Trecho do texto:
....................
Além disso, no universo, em que só achamos fenómenos que tendem a resolver-se, o facto da sobrevivência eterna de individuações pessoais das forças do mal, seria o único fenómeno que permaneceria incompleto, sem conclusão, nem em sentido positivo, de vitória, nem em sentido negativo, da derrota absoluta e definitiva. E ele está incluído no transformismo universal ou tornar-se evolucionista, como o estão todos os outros fenómenos. Não há pois razão para que ele se comporte diferentemente.Não sabemos explicar-nos essa concepção da sobrevivência do mal em forma de prisão que, como uma projecção antropomórfica, como um produto da psicologia humana, transportada num mundo em que ela não pode chegar,isto é, do relativo ao absoluto.
....................
O que fazer:
a) Segundo o trecho do texto, que fenómenos achamos no universo?
b) Prossiga o trecho sobre a sobrevivência do mal, começando logo após a sua última frase.
O material a seguir provém de outra fonte.

Extrato de dados:
....................
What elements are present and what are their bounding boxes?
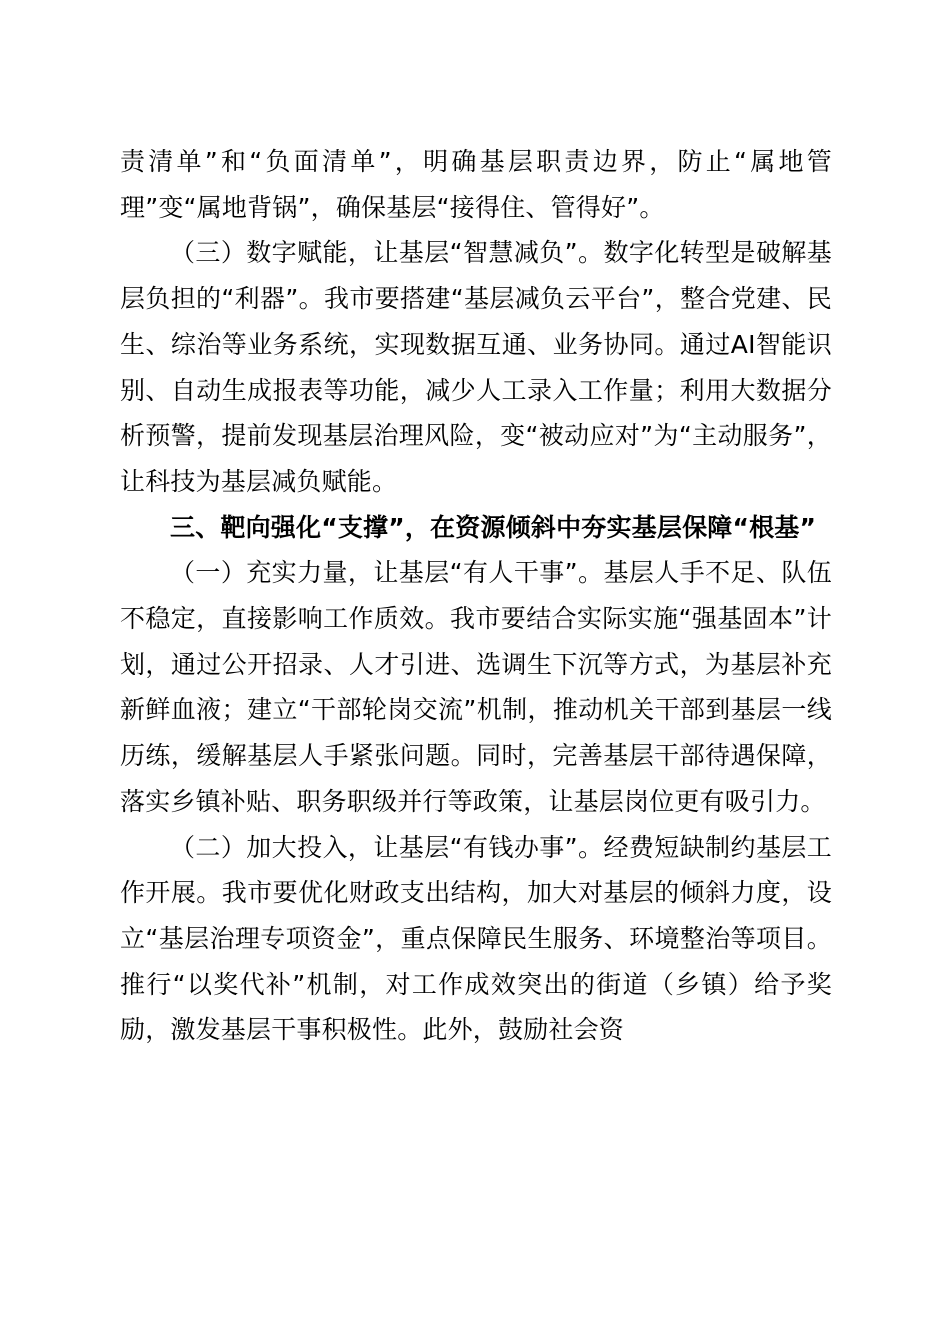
....................
Respostas:
a) Só fenómenos que tendem a resolver-se.

b)
Essa concepção pertence à miséria das vitórias humanas, caducas e encadeadas a novas derrotas, colocadas no vir-a-ser, filhas do transformismo,concepção que está fechada dentro desse limite e que não tem mais sentido e não pode subsistir além dele, ou seja, quando o tornar-se e o transformismo cessarem, porque resolvidos. É preciso compreender que, passado esse limite, entra-se no absoluto, no imóvel perfeito, e que aí todos os conceitos do nosso relativo do tornar-se, em busca de uma perfeição, todos os seus pontos de referência em que se baseia, caem. Nesse mundo superior é lógico que não podem subsistir nossas concepções.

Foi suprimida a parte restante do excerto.